[Collected data entries]
+ + + + + + +
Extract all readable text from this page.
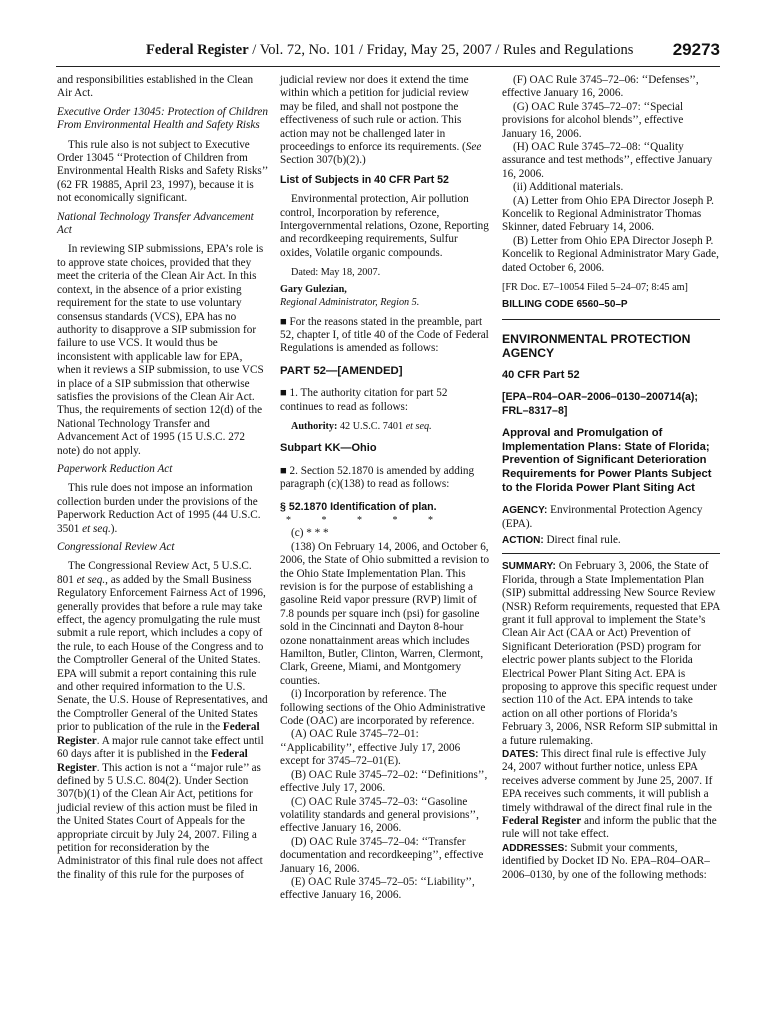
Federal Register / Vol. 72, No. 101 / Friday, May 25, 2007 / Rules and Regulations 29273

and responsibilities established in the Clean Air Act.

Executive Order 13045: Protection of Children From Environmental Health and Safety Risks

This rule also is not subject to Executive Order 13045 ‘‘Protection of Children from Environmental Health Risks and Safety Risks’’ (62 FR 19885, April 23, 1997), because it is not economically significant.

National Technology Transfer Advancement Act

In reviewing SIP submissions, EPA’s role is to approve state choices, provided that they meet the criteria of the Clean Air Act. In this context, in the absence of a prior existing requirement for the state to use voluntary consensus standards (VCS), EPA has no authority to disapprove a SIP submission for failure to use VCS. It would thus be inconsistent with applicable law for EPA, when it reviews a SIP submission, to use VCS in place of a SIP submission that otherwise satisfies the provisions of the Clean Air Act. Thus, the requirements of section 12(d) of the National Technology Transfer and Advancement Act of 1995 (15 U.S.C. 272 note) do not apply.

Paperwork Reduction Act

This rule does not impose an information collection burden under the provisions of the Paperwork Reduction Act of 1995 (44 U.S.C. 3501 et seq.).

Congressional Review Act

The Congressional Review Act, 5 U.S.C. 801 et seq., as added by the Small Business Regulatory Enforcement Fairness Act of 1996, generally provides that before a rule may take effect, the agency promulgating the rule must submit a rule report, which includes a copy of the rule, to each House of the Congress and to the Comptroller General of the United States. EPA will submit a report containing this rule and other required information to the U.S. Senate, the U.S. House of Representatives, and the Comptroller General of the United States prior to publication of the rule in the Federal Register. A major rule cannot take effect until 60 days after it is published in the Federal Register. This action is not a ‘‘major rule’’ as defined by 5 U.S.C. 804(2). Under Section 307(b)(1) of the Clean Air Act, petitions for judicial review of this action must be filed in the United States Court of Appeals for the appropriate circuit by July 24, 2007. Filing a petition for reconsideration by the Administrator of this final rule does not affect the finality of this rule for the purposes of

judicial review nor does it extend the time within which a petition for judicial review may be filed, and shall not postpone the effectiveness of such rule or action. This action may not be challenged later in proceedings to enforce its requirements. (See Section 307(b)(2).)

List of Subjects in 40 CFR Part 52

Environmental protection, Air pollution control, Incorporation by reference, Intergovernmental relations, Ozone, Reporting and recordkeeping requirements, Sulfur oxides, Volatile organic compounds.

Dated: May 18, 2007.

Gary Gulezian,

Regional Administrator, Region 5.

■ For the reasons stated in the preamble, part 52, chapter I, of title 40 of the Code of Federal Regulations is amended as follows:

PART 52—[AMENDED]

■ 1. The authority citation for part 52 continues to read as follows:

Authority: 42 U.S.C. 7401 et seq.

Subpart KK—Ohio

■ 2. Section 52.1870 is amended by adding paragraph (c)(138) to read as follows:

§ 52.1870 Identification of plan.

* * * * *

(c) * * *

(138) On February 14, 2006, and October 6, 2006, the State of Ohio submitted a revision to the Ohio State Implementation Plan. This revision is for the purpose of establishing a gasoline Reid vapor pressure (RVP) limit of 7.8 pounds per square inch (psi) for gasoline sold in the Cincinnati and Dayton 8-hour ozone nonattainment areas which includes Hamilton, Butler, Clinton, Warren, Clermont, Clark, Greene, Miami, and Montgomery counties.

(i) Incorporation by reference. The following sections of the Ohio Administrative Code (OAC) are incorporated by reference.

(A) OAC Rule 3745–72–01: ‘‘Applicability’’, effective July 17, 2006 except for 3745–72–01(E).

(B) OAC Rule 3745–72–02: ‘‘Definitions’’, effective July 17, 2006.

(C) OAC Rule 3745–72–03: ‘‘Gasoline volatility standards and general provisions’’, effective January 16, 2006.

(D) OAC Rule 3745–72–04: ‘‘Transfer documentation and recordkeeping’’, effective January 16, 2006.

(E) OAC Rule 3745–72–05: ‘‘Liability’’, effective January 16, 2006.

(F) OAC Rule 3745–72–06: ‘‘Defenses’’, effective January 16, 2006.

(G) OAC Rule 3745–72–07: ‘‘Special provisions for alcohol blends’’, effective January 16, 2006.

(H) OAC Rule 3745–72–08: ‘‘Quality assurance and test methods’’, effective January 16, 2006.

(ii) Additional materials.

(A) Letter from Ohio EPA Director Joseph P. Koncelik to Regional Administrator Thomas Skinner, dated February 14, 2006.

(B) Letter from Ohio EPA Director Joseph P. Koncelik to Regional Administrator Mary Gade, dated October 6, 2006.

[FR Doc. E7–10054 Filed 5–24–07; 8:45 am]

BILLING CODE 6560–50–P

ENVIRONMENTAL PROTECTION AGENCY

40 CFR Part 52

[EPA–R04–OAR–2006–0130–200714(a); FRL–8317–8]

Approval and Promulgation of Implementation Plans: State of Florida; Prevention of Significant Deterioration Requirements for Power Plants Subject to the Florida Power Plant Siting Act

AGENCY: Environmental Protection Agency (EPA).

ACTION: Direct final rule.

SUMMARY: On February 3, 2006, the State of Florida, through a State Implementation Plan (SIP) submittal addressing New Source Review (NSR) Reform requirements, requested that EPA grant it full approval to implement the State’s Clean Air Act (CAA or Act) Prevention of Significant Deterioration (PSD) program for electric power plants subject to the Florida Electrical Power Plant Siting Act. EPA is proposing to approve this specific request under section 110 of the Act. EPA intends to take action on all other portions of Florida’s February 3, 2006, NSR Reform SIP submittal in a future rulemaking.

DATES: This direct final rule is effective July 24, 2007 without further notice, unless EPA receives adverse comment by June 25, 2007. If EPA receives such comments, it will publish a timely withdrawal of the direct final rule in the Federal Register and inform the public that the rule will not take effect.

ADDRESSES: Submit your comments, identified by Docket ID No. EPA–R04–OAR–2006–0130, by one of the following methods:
+ + + + + + +
Count the lines of these entries that hold the string "Florida", and give only that number.

- _ANSWER TO THIS TASK_:
2